### EXERCISE TASK 1
Retype each of the Dataset items rows line for line, without altering anything.

### READING TEXT
However, let's do something different. We take the same sets N and E. We know that N has the even numbers. So we pair the members of E with the even numbers in N. We can do that perfectly and with each member of E in bijection with the even number members of N. What now of the odd numbers in N? They have no matching counterpart in E.

Doesn't this mean N > E? — TheMadFool

Not it doesn't. Because it doesn't meet the definition of ">", here is the definition:

X > Y if and only if there is an injection from Y to X, but there is no injection from X to Y.

↪fishfry
Do you agree that there exists at least one bijection from E to N?
— fishfry

So there was nothing wrong when Socrates defined humans as featherless bipeds and someone came along with a chicken plucked of all its feathers and declared "this is a human"? After all there was/is at least one human that fit the definition. — TheMadFool

I can only implore you to carefully re-read what I and others have written. Perhaps Cantor's beautiful ideas will come to you at some point. Perhaps not.

I can only implore you to carefully re-read what I and others have written. Perhaps Cantor's beautiful ideas will come to you at some point. Perhaps not. — fishfry

:clap: :ok: :up:

I really hope so too.Thanks.

I would just flip bits along the diagonal and have a sequence they didn't include on their list. — ee

[Direction is not a factor in forming a sequence.]

One can think of it as a game with symbols. — Eee — ee

[A well known mathematician, whose name escapes me, when asked to define mathematics replied "a manipulation of symbols". I was impressed by such a concise and accurate description.]

a quote by Cantor, Source:  Ewald, W., From Kant to Hilbert, Oxford 1996.
"[… Mathematics is in its development entirely free and is only bound in the self-evident respect that its concepts must both be consistent with each other, and also stand in exact relationships, ordered by definitions, to those concepts which have previously been introduced and are already at hand and established.  In particular, in the introduction of new numbers, it is only obligated to give definitions of them which will bestow such a determinacy and, in certain circumstances, such a relationship to the other numbers that they can in any given instance be precisely distinguished.  As soon as a number satisfies all these conditions, it can and must be regarded in mathematics as existent and real
"… the essence of mathematics lies entirely in its freedom".]"
We know what Cantor thought.
Cantor was most concerned with his standing in the mathematical community, beyond his bouts of depression. In publishing papers on the nature of infinity through his transfinite numbers, he claimed it was a supernatural revelation. Maybe expecting acceptance through authority, which does occur even in modern times. The well known mathematicians of that period didn't accept his ideas initially, so skepticism is not new.
He associated the truly infinite with GOD. He should have left it there.

[Direction is not a factor in forming a sequence.] — sandman

The informal talk of 'flipping the bits along the diagonal' is just handy way of describing a function not on the list, $f : N \to \{0,1\}$. You have yet to show that you know enough about math to lecture me about sequences.

[A well known mathematician, whose name escapes me, when asked to define mathematics replied "a manipulation of symbols". I was impressed by such a concise and accurate description.] — sandman

Formalism is one way to think of things. It has its problems, but so do perhaps all -isms that try to tell the final truth. Math is only interesting, it seems to me, because of its practical and/or intuitive appeal. Even if we think of it from a distance as a system of dead symbols, we then have to reason intuitively about that system. In the same way a chess player has an intuitive grasp of what is going on, even as, importantly, a computer can check the legality of moves. This doesn't mean that kings and knights exist in some magical realm. But it's safe to talk about chess players sharing intuitions that make playing the game possible. This is just sufficiently intersubjective concepts, not unlike us talking now in a shared language.

### EXERCISE TASK 2
Reproduce the forum excerpt between "However, let's do" and "from X to Y.", inclusive, substituting "partner" for "counterpart".

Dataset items

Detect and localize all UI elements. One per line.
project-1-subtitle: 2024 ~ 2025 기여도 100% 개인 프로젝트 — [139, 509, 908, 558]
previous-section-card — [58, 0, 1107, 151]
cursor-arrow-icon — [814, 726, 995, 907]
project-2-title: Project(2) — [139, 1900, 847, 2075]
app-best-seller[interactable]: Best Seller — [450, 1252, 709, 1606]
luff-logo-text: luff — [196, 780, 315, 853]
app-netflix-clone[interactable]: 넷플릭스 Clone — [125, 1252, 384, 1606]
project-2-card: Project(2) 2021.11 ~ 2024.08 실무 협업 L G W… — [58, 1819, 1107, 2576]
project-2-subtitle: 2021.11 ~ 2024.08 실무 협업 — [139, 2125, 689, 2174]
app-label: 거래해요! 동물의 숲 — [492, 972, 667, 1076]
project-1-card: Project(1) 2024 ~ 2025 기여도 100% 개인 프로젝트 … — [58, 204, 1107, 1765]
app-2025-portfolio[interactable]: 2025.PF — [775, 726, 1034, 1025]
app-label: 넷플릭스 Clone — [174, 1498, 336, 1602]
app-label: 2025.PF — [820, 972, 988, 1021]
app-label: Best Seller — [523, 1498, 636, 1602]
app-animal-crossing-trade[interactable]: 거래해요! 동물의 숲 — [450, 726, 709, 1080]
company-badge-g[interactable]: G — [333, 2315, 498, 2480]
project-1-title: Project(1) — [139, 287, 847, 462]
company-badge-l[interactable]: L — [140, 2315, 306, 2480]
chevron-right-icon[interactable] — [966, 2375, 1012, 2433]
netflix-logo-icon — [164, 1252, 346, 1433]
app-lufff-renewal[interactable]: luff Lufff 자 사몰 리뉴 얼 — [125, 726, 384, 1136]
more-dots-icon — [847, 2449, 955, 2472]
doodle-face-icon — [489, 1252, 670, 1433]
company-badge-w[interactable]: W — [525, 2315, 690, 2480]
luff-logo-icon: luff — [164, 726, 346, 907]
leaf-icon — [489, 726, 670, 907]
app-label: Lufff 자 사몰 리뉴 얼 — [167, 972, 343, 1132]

### TASK ANSWER 1
Detect and localize all UI elements. One per line.
project-1-subtitle: 2024 ~ 2025 기여도 100% 개인 프로젝트 — [139, 509, 908, 558]
previous-section-card — [58, 0, 1107, 151]
cursor-arrow-icon — [814, 726, 995, 907]
project-2-title: Project(2) — [139, 1900, 847, 2075]
app-best-seller[interactable]: Best Seller — [450, 1252, 709, 1606]
luff-logo-text: luff — [196, 780, 315, 853]
app-netflix-clone[interactable]: 넷플릭스 Clone — [125, 1252, 384, 1606]
project-2-card: Project(2) 2021.11 ~ 2024.08 실무 협업 L G W… — [58, 1819, 1107, 2576]
project-2-subtitle: 2021.11 ~ 2024.08 실무 협업 — [139, 2125, 689, 2174]
app-label: 거래해요! 동물의 숲 — [492, 972, 667, 1076]
project-1-card: Project(1) 2024 ~ 2025 기여도 100% 개인 프로젝트 … — [58, 204, 1107, 1765]
app-2025-portfolio[interactable]: 2025.PF — [775, 726, 1034, 1025]
app-label: 넷플릭스 Clone — [174, 1498, 336, 1602]
app-label: 2025.PF — [820, 972, 988, 1021]
app-label: Best Seller — [523, 1498, 636, 1602]
app-animal-crossing-trade[interactable]: 거래해요! 동물의 숲 — [450, 726, 709, 1080]
company-badge-g[interactable]: G — [333, 2315, 498, 2480]
project-1-title: Project(1) — [139, 287, 847, 462]
company-badge-l[interactable]: L — [140, 2315, 306, 2480]
chevron-right-icon[interactable] — [966, 2375, 1012, 2433]
netflix-logo-icon — [164, 1252, 346, 1433]
app-lufff-renewal[interactable]: luff Lufff 자 사몰 리뉴 얼 — [125, 726, 384, 1136]
more-dots-icon — [847, 2449, 955, 2472]
doodle-face-icon — [489, 1252, 670, 1433]
company-badge-w[interactable]: W — [525, 2315, 690, 2480]
luff-logo-icon: luff — [164, 726, 346, 907]
leaf-icon — [489, 726, 670, 907]
app-label: Lufff 자 사몰 리뉴 얼 — [167, 972, 343, 1132]

### TASK ANSWER 2
However, let's do something different. We take the same sets N and E. We know that N has the even numbers. So we pair the members of E with the even numbers in N. We can do that perfectly and with each member of E in bijection with the even number members of N. What now of the odd numbers in N? They have no matching partner in E.

Doesn't this mean N > E? — TheMadFool

Not it doesn't. Because it doesn't meet the definition of ">", here is the definition:

X > Y if and only if there is an injection from Y to X, but there is no injection from X to Y.